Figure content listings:

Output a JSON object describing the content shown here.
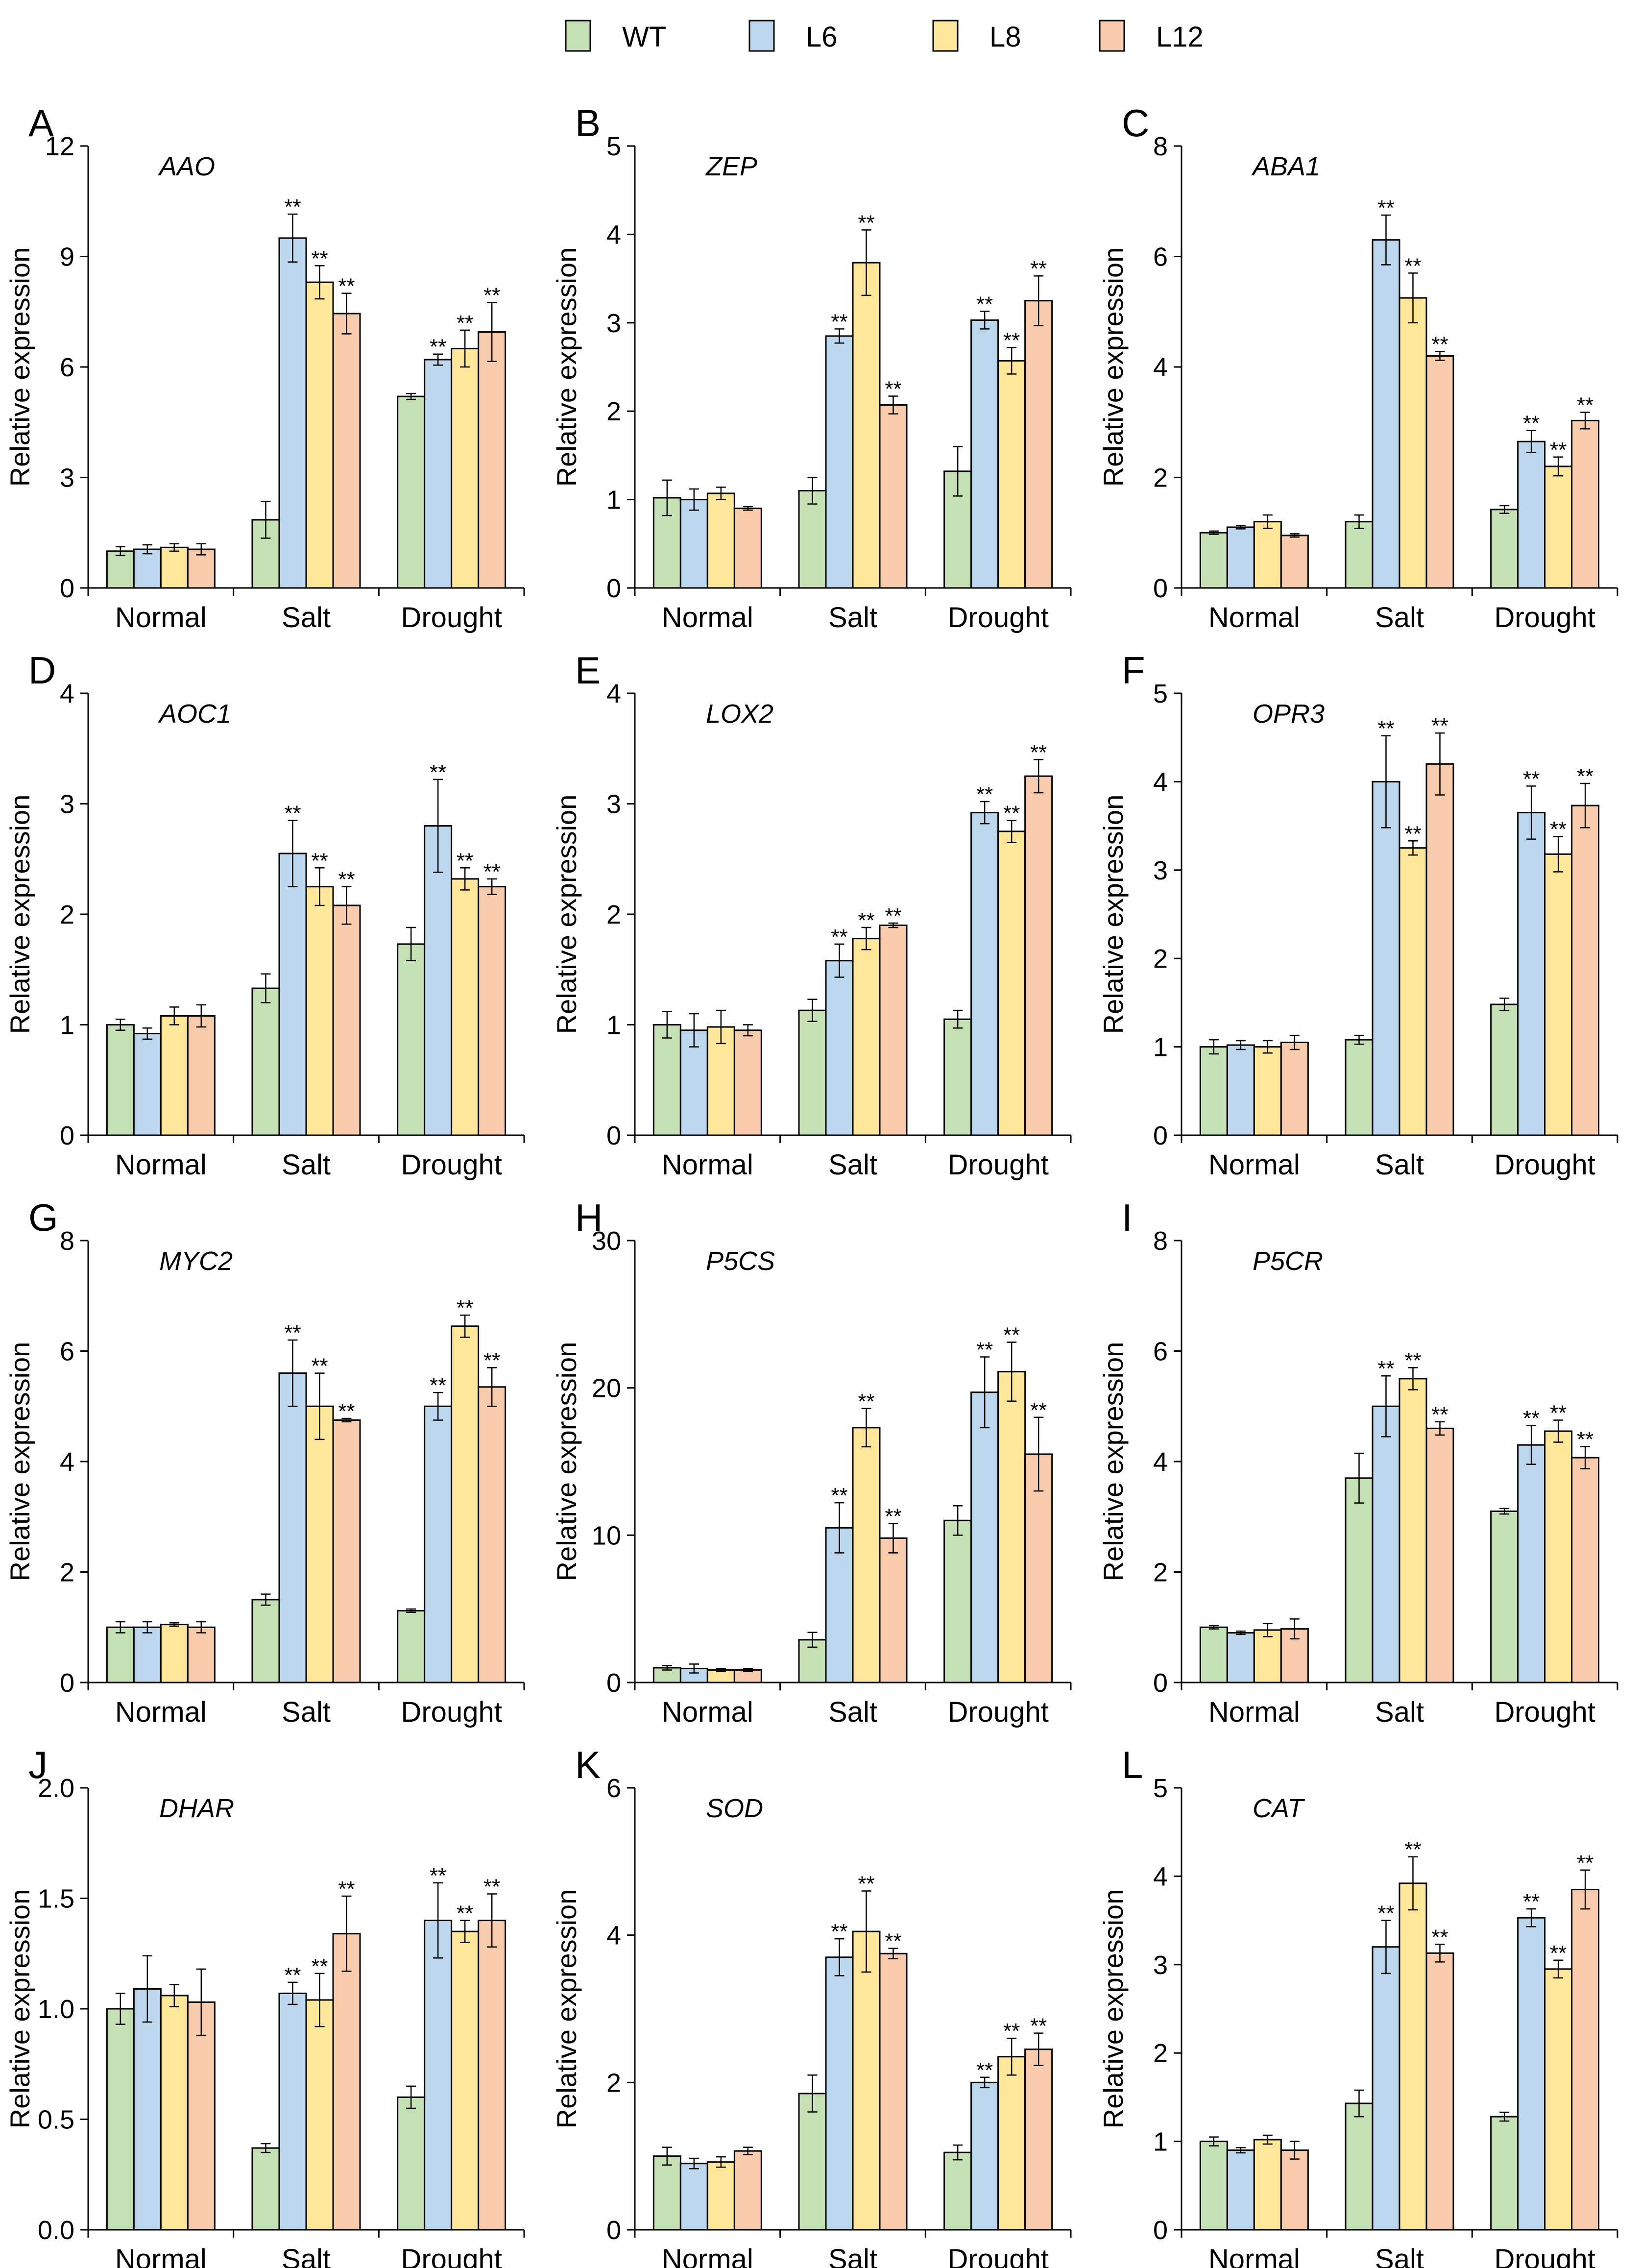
{
  "chart_data": {
    "type": "bar",
    "legend": {
      "position": "top-center",
      "entries": [
        {
          "name": "WT",
          "color": "#c5e0b4"
        },
        {
          "name": "L6",
          "color": "#bdd7ee"
        },
        {
          "name": "L8",
          "color": "#ffe699"
        },
        {
          "name": "L12",
          "color": "#f8cbad"
        }
      ]
    },
    "ylabel": "Relative expression",
    "categories": [
      "Normal",
      "Salt",
      "Drought"
    ],
    "significance_label": "**",
    "panels": [
      {
        "label": "A",
        "gene": "AAO",
        "ylim": [
          0,
          12
        ],
        "ticks": [
          "0",
          "3",
          "6",
          "9",
          "12"
        ],
        "series": [
          {
            "name": "WT",
            "values": [
              1.0,
              1.85,
              5.2
            ],
            "errors": [
              0.12,
              0.5,
              0.08
            ]
          },
          {
            "name": "L6",
            "values": [
              1.05,
              9.5,
              6.2
            ],
            "errors": [
              0.12,
              0.65,
              0.15
            ]
          },
          {
            "name": "L8",
            "values": [
              1.1,
              8.3,
              6.5
            ],
            "errors": [
              0.1,
              0.45,
              0.5
            ]
          },
          {
            "name": "L12",
            "values": [
              1.05,
              7.45,
              6.95
            ],
            "errors": [
              0.15,
              0.55,
              0.8
            ]
          }
        ],
        "significant": [
          [
            false,
            false,
            false
          ],
          [
            false,
            true,
            true
          ],
          [
            false,
            true,
            true
          ],
          [
            false,
            true,
            true
          ]
        ]
      },
      {
        "label": "B",
        "gene": "ZEP",
        "ylim": [
          0,
          5
        ],
        "ticks": [
          "0",
          "1",
          "2",
          "3",
          "4",
          "5"
        ],
        "series": [
          {
            "name": "WT",
            "values": [
              1.02,
              1.1,
              1.32
            ],
            "errors": [
              0.2,
              0.15,
              0.28
            ]
          },
          {
            "name": "L6",
            "values": [
              1.0,
              2.85,
              3.03
            ],
            "errors": [
              0.12,
              0.08,
              0.1
            ]
          },
          {
            "name": "L8",
            "values": [
              1.07,
              3.68,
              2.57
            ],
            "errors": [
              0.07,
              0.37,
              0.15
            ]
          },
          {
            "name": "L12",
            "values": [
              0.9,
              2.07,
              3.25
            ],
            "errors": [
              0.02,
              0.1,
              0.28
            ]
          }
        ],
        "significant": [
          [
            false,
            false,
            false
          ],
          [
            false,
            true,
            true
          ],
          [
            false,
            true,
            true
          ],
          [
            false,
            true,
            true
          ]
        ]
      },
      {
        "label": "C",
        "gene": "ABA1",
        "ylim": [
          0,
          8
        ],
        "ticks": [
          "0",
          "2",
          "4",
          "6",
          "8"
        ],
        "series": [
          {
            "name": "WT",
            "values": [
              1.0,
              1.2,
              1.42
            ],
            "errors": [
              0.03,
              0.12,
              0.07
            ]
          },
          {
            "name": "L6",
            "values": [
              1.1,
              6.3,
              2.65
            ],
            "errors": [
              0.03,
              0.45,
              0.2
            ]
          },
          {
            "name": "L8",
            "values": [
              1.2,
              5.25,
              2.2
            ],
            "errors": [
              0.12,
              0.45,
              0.17
            ]
          },
          {
            "name": "L12",
            "values": [
              0.95,
              4.2,
              3.03
            ],
            "errors": [
              0.03,
              0.08,
              0.15
            ]
          }
        ],
        "significant": [
          [
            false,
            false,
            false
          ],
          [
            false,
            true,
            true
          ],
          [
            false,
            true,
            true
          ],
          [
            false,
            true,
            true
          ]
        ]
      },
      {
        "label": "D",
        "gene": "AOC1",
        "ylim": [
          0,
          4
        ],
        "ticks": [
          "0",
          "1",
          "2",
          "3",
          "4"
        ],
        "series": [
          {
            "name": "WT",
            "values": [
              1.0,
              1.33,
              1.73
            ],
            "errors": [
              0.05,
              0.13,
              0.15
            ]
          },
          {
            "name": "L6",
            "values": [
              0.92,
              2.55,
              2.8
            ],
            "errors": [
              0.05,
              0.3,
              0.42
            ]
          },
          {
            "name": "L8",
            "values": [
              1.08,
              2.25,
              2.32
            ],
            "errors": [
              0.08,
              0.17,
              0.1
            ]
          },
          {
            "name": "L12",
            "values": [
              1.08,
              2.08,
              2.25
            ],
            "errors": [
              0.1,
              0.17,
              0.07
            ]
          }
        ],
        "significant": [
          [
            false,
            false,
            false
          ],
          [
            false,
            true,
            true
          ],
          [
            false,
            true,
            true
          ],
          [
            false,
            true,
            true
          ]
        ]
      },
      {
        "label": "E",
        "gene": "LOX2",
        "ylim": [
          0,
          4
        ],
        "ticks": [
          "0",
          "1",
          "2",
          "3",
          "4"
        ],
        "series": [
          {
            "name": "WT",
            "values": [
              1.0,
              1.13,
              1.05
            ],
            "errors": [
              0.12,
              0.1,
              0.08
            ]
          },
          {
            "name": "L6",
            "values": [
              0.95,
              1.58,
              2.92
            ],
            "errors": [
              0.15,
              0.15,
              0.1
            ]
          },
          {
            "name": "L8",
            "values": [
              0.98,
              1.78,
              2.75
            ],
            "errors": [
              0.15,
              0.1,
              0.1
            ]
          },
          {
            "name": "L12",
            "values": [
              0.95,
              1.9,
              3.25
            ],
            "errors": [
              0.05,
              0.02,
              0.15
            ]
          }
        ],
        "significant": [
          [
            false,
            false,
            false
          ],
          [
            false,
            true,
            true
          ],
          [
            false,
            true,
            true
          ],
          [
            false,
            true,
            true
          ]
        ]
      },
      {
        "label": "F",
        "gene": "OPR3",
        "ylim": [
          0,
          5
        ],
        "ticks": [
          "0",
          "1",
          "2",
          "3",
          "4",
          "5"
        ],
        "series": [
          {
            "name": "WT",
            "values": [
              1.0,
              1.08,
              1.48
            ],
            "errors": [
              0.08,
              0.05,
              0.07
            ]
          },
          {
            "name": "L6",
            "values": [
              1.02,
              4.0,
              3.65
            ],
            "errors": [
              0.05,
              0.52,
              0.3
            ]
          },
          {
            "name": "L8",
            "values": [
              1.0,
              3.25,
              3.18
            ],
            "errors": [
              0.07,
              0.08,
              0.2
            ]
          },
          {
            "name": "L12",
            "values": [
              1.05,
              4.2,
              3.73
            ],
            "errors": [
              0.08,
              0.35,
              0.25
            ]
          }
        ],
        "significant": [
          [
            false,
            false,
            false
          ],
          [
            false,
            true,
            true
          ],
          [
            false,
            true,
            true
          ],
          [
            false,
            true,
            true
          ]
        ]
      },
      {
        "label": "G",
        "gene": "MYC2",
        "ylim": [
          0,
          8
        ],
        "ticks": [
          "0",
          "2",
          "4",
          "6",
          "8"
        ],
        "series": [
          {
            "name": "WT",
            "values": [
              1.0,
              1.5,
              1.3
            ],
            "errors": [
              0.1,
              0.1,
              0.03
            ]
          },
          {
            "name": "L6",
            "values": [
              1.0,
              5.6,
              5.0
            ],
            "errors": [
              0.1,
              0.6,
              0.25
            ]
          },
          {
            "name": "L8",
            "values": [
              1.05,
              5.0,
              6.45
            ],
            "errors": [
              0.03,
              0.6,
              0.2
            ]
          },
          {
            "name": "L12",
            "values": [
              1.0,
              4.75,
              5.35
            ],
            "errors": [
              0.1,
              0.03,
              0.35
            ]
          }
        ],
        "significant": [
          [
            false,
            false,
            false
          ],
          [
            false,
            true,
            true
          ],
          [
            false,
            true,
            true
          ],
          [
            false,
            true,
            true
          ]
        ]
      },
      {
        "label": "H",
        "gene": "P5CS",
        "ylim": [
          0,
          30
        ],
        "ticks": [
          "0",
          "10",
          "20",
          "30"
        ],
        "series": [
          {
            "name": "WT",
            "values": [
              1.0,
              2.9,
              11.0
            ],
            "errors": [
              0.15,
              0.5,
              1.0
            ]
          },
          {
            "name": "L6",
            "values": [
              0.95,
              10.5,
              19.7
            ],
            "errors": [
              0.3,
              1.7,
              2.4
            ]
          },
          {
            "name": "L8",
            "values": [
              0.85,
              17.3,
              21.1
            ],
            "errors": [
              0.1,
              1.3,
              2.0
            ]
          },
          {
            "name": "L12",
            "values": [
              0.85,
              9.8,
              15.5
            ],
            "errors": [
              0.1,
              1.0,
              2.5
            ]
          }
        ],
        "significant": [
          [
            false,
            false,
            false
          ],
          [
            false,
            true,
            true
          ],
          [
            false,
            true,
            true
          ],
          [
            false,
            true,
            true
          ]
        ]
      },
      {
        "label": "I",
        "gene": "P5CR",
        "ylim": [
          0,
          8
        ],
        "ticks": [
          "0",
          "2",
          "4",
          "6",
          "8"
        ],
        "series": [
          {
            "name": "WT",
            "values": [
              1.0,
              3.7,
              3.1
            ],
            "errors": [
              0.03,
              0.45,
              0.05
            ]
          },
          {
            "name": "L6",
            "values": [
              0.9,
              5.0,
              4.3
            ],
            "errors": [
              0.03,
              0.55,
              0.35
            ]
          },
          {
            "name": "L8",
            "values": [
              0.95,
              5.5,
              4.55
            ],
            "errors": [
              0.12,
              0.2,
              0.2
            ]
          },
          {
            "name": "L12",
            "values": [
              0.97,
              4.6,
              4.07
            ],
            "errors": [
              0.18,
              0.12,
              0.2
            ]
          }
        ],
        "significant": [
          [
            false,
            false,
            false
          ],
          [
            false,
            true,
            true
          ],
          [
            false,
            true,
            true
          ],
          [
            false,
            true,
            true
          ]
        ]
      },
      {
        "label": "J",
        "gene": "DHAR",
        "ylim": [
          0,
          2.0
        ],
        "ticks": [
          "0.0",
          "0.5",
          "1.0",
          "1.5",
          "2.0"
        ],
        "series": [
          {
            "name": "WT",
            "values": [
              1.0,
              0.37,
              0.6
            ],
            "errors": [
              0.07,
              0.02,
              0.05
            ]
          },
          {
            "name": "L6",
            "values": [
              1.09,
              1.07,
              1.4
            ],
            "errors": [
              0.15,
              0.05,
              0.17
            ]
          },
          {
            "name": "L8",
            "values": [
              1.06,
              1.04,
              1.35
            ],
            "errors": [
              0.05,
              0.12,
              0.05
            ]
          },
          {
            "name": "L12",
            "values": [
              1.03,
              1.34,
              1.4
            ],
            "errors": [
              0.15,
              0.17,
              0.12
            ]
          }
        ],
        "significant": [
          [
            false,
            false,
            false
          ],
          [
            false,
            true,
            true
          ],
          [
            false,
            true,
            true
          ],
          [
            false,
            true,
            true
          ]
        ]
      },
      {
        "label": "K",
        "gene": "SOD",
        "ylim": [
          0,
          6
        ],
        "ticks": [
          "0",
          "2",
          "4",
          "6"
        ],
        "series": [
          {
            "name": "WT",
            "values": [
              1.0,
              1.85,
              1.05
            ],
            "errors": [
              0.12,
              0.25,
              0.1
            ]
          },
          {
            "name": "L6",
            "values": [
              0.9,
              3.7,
              2.0
            ],
            "errors": [
              0.07,
              0.25,
              0.07
            ]
          },
          {
            "name": "L8",
            "values": [
              0.92,
              4.05,
              2.35
            ],
            "errors": [
              0.07,
              0.55,
              0.25
            ]
          },
          {
            "name": "L12",
            "values": [
              1.07,
              3.75,
              2.45
            ],
            "errors": [
              0.05,
              0.07,
              0.22
            ]
          }
        ],
        "significant": [
          [
            false,
            false,
            false
          ],
          [
            false,
            true,
            true
          ],
          [
            false,
            true,
            true
          ],
          [
            false,
            true,
            true
          ]
        ]
      },
      {
        "label": "L",
        "gene": "CAT",
        "ylim": [
          0,
          5
        ],
        "ticks": [
          "0",
          "1",
          "2",
          "3",
          "4",
          "5"
        ],
        "series": [
          {
            "name": "WT",
            "values": [
              1.0,
              1.43,
              1.28
            ],
            "errors": [
              0.05,
              0.15,
              0.05
            ]
          },
          {
            "name": "L6",
            "values": [
              0.9,
              3.2,
              3.53
            ],
            "errors": [
              0.03,
              0.3,
              0.1
            ]
          },
          {
            "name": "L8",
            "values": [
              1.02,
              3.92,
              2.95
            ],
            "errors": [
              0.05,
              0.3,
              0.1
            ]
          },
          {
            "name": "L12",
            "values": [
              0.9,
              3.13,
              3.85
            ],
            "errors": [
              0.1,
              0.1,
              0.22
            ]
          }
        ],
        "significant": [
          [
            false,
            false,
            false
          ],
          [
            false,
            true,
            true
          ],
          [
            false,
            true,
            true
          ],
          [
            false,
            true,
            true
          ]
        ]
      }
    ]
  }
}
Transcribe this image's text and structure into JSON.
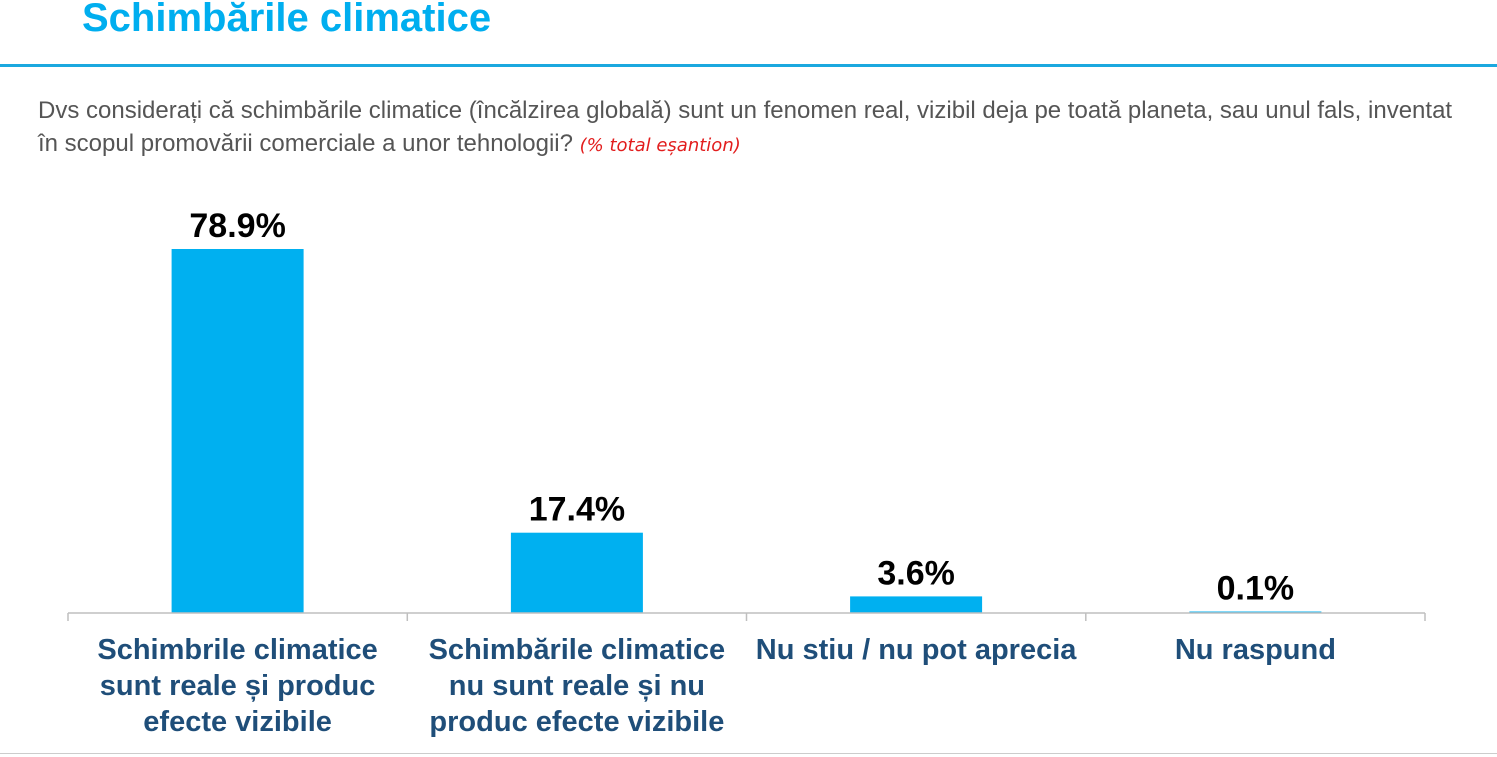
{
  "header": {
    "title": "Schimbările climatice"
  },
  "question": {
    "text": "Dvs considerați că schimbările climatice (încălzirea globală) sunt un fenomen real, vizibil deja pe toată planeta, sau unul fals, inventat în scopul promovării comerciale a unor tehnologii?",
    "base_note": "(% total eșantion)"
  },
  "colors": {
    "accent": "#00aeef",
    "bar": "#00b0f0",
    "category_text": "#1f4e79",
    "note_red": "#e21d1d"
  },
  "chart_data": {
    "type": "bar",
    "categories": [
      "Schimbrile climatice sunt reale și produc efecte vizibile",
      "Schimbările climatice nu sunt reale și nu produc efecte vizibile",
      "Nu stiu / nu pot aprecia",
      "Nu raspund"
    ],
    "values": [
      78.9,
      17.4,
      3.6,
      0.1
    ],
    "value_labels": [
      "78.9%",
      "17.4%",
      "3.6%",
      "0.1%"
    ],
    "unit": "%",
    "ylim": [
      0,
      80
    ],
    "grid": false,
    "legend": "none"
  }
}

WHAT TO WORK ON:
All lines from the line containing "Transcribe this image's" through the end of the listing above are to be given again exactly; pictures are not part of the copy.

WRITTEN REPLY:
Transcribe this image's text and structure into JSON.
{
  "header": {
    "title": "Schimbările climatice"
  },
  "question": {
    "text": "Dvs considerați că schimbările climatice (încălzirea globală) sunt un fenomen real, vizibil deja pe toată planeta, sau unul fals, inventat în scopul promovării comerciale a unor tehnologii?",
    "base_note": "(% total eșantion)"
  },
  "colors": {
    "accent": "#00aeef",
    "bar": "#00b0f0",
    "category_text": "#1f4e79",
    "note_red": "#e21d1d"
  },
  "chart_data": {
    "type": "bar",
    "categories": [
      "Schimbrile climatice sunt reale și produc efecte vizibile",
      "Schimbările climatice nu sunt reale și nu produc efecte vizibile",
      "Nu stiu / nu pot aprecia",
      "Nu raspund"
    ],
    "values": [
      78.9,
      17.4,
      3.6,
      0.1
    ],
    "value_labels": [
      "78.9%",
      "17.4%",
      "3.6%",
      "0.1%"
    ],
    "unit": "%",
    "ylim": [
      0,
      80
    ],
    "grid": false,
    "legend": "none"
  }
}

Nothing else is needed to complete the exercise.